■ **Task directions**
Rewrite each of the items below, changing "ore-treating" to "ore-processing" wherever it occurs and leaving everything else unchanged.

■ **Input data**
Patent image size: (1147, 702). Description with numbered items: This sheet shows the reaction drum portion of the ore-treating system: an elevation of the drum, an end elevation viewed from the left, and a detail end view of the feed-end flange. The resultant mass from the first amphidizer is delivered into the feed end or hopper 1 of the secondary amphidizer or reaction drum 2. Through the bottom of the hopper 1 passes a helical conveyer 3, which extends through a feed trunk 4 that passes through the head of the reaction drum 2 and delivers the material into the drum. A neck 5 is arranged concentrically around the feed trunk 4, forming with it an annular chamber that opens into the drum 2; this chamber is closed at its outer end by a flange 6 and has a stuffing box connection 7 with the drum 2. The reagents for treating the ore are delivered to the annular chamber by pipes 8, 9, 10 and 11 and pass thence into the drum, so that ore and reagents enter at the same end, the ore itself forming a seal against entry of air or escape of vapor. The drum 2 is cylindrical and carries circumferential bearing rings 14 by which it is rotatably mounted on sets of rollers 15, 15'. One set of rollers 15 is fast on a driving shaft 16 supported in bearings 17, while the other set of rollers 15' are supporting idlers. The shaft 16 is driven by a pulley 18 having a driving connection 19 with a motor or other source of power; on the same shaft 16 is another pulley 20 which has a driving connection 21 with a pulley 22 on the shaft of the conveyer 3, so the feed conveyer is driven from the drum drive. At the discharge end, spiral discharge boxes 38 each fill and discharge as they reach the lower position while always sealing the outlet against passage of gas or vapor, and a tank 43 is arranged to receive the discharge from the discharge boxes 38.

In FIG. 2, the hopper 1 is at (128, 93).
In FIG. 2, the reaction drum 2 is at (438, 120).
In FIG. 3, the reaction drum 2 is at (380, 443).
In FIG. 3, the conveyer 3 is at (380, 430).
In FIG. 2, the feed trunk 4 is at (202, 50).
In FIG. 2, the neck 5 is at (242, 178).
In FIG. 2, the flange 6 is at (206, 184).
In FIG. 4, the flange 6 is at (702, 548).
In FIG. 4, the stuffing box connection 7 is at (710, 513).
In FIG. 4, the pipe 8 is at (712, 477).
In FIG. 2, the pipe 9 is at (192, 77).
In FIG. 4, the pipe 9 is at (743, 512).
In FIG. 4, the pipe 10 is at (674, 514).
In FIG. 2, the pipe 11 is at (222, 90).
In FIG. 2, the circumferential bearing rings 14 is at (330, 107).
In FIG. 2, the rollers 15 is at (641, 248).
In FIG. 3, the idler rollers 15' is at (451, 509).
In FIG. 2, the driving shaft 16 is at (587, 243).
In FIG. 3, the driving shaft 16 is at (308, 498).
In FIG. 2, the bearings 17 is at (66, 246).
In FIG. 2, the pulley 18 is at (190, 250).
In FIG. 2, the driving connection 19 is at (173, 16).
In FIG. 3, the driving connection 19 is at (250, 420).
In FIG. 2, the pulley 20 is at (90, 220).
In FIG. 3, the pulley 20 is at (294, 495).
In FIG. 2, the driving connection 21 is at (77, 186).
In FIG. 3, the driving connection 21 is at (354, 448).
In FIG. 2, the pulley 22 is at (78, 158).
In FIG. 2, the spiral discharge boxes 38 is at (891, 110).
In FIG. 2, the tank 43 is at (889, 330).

■ **Answer below**
Patent image size: (1147, 702). Description with numbered items: This sheet shows the reaction drum portion of the ore-processing system: an elevation of the drum, an end elevation viewed from the left, and a detail end view of the feed-end flange. The resultant mass from the first amphidizer is delivered into the feed end or hopper 1 of the secondary amphidizer or reaction drum 2. Through the bottom of the hopper 1 passes a helical conveyer 3, which extends through a feed trunk 4 that passes through the head of the reaction drum 2 and delivers the material into the drum. A neck 5 is arranged concentrically around the feed trunk 4, forming with it an annular chamber that opens into the drum 2; this chamber is closed at its outer end by a flange 6 and has a stuffing box connection 7 with the drum 2. The reagents for treating the ore are delivered to the annular chamber by pipes 8, 9, 10 and 11 and pass thence into the drum, so that ore and reagents enter at the same end, the ore itself forming a seal against entry of air or escape of vapor. The drum 2 is cylindrical and carries circumferential bearing rings 14 by which it is rotatably mounted on sets of rollers 15, 15'. One set of rollers 15 is fast on a driving shaft 16 supported in bearings 17, while the other set of rollers 15' are supporting idlers. The shaft 16 is driven by a pulley 18 having a driving connection 19 with a motor or other source of power; on the same shaft 16 is another pulley 20 which has a driving connection 21 with a pulley 22 on the shaft of the conveyer 3, so the feed conveyer is driven from the drum drive. At the discharge end, spiral discharge boxes 38 each fill and discharge as they reach the lower position while always sealing the outlet against passage of gas or vapor, and a tank 43 is arranged to receive the discharge from the discharge boxes 38.

In FIG. 2, the hopper 1 is at (128, 93).
In FIG. 2, the reaction drum 2 is at (438, 120).
In FIG. 3, the reaction drum 2 is at (380, 443).
In FIG. 3, the conveyer 3 is at (380, 430).
In FIG. 2, the feed trunk 4 is at (202, 50).
In FIG. 2, the neck 5 is at (242, 178).
In FIG. 2, the flange 6 is at (206, 184).
In FIG. 4, the flange 6 is at (702, 548).
In FIG. 4, the stuffing box connection 7 is at (710, 513).
In FIG. 4, the pipe 8 is at (712, 477).
In FIG. 2, the pipe 9 is at (192, 77).
In FIG. 4, the pipe 9 is at (743, 512).
In FIG. 4, the pipe 10 is at (674, 514).
In FIG. 2, the pipe 11 is at (222, 90).
In FIG. 2, the circumferential bearing rings 14 is at (330, 107).
In FIG. 2, the rollers 15 is at (641, 248).
In FIG. 3, the idler rollers 15' is at (451, 509).
In FIG. 2, the driving shaft 16 is at (587, 243).
In FIG. 3, the driving shaft 16 is at (308, 498).
In FIG. 2, the bearings 17 is at (66, 246).
In FIG. 2, the pulley 18 is at (190, 250).
In FIG. 2, the driving connection 19 is at (173, 16).
In FIG. 3, the driving connection 19 is at (250, 420).
In FIG. 2, the pulley 20 is at (90, 220).
In FIG. 3, the pulley 20 is at (294, 495).
In FIG. 2, the driving connection 21 is at (77, 186).
In FIG. 3, the driving connection 21 is at (354, 448).
In FIG. 2, the pulley 22 is at (78, 158).
In FIG. 2, the spiral discharge boxes 38 is at (891, 110).
In FIG. 2, the tank 43 is at (889, 330).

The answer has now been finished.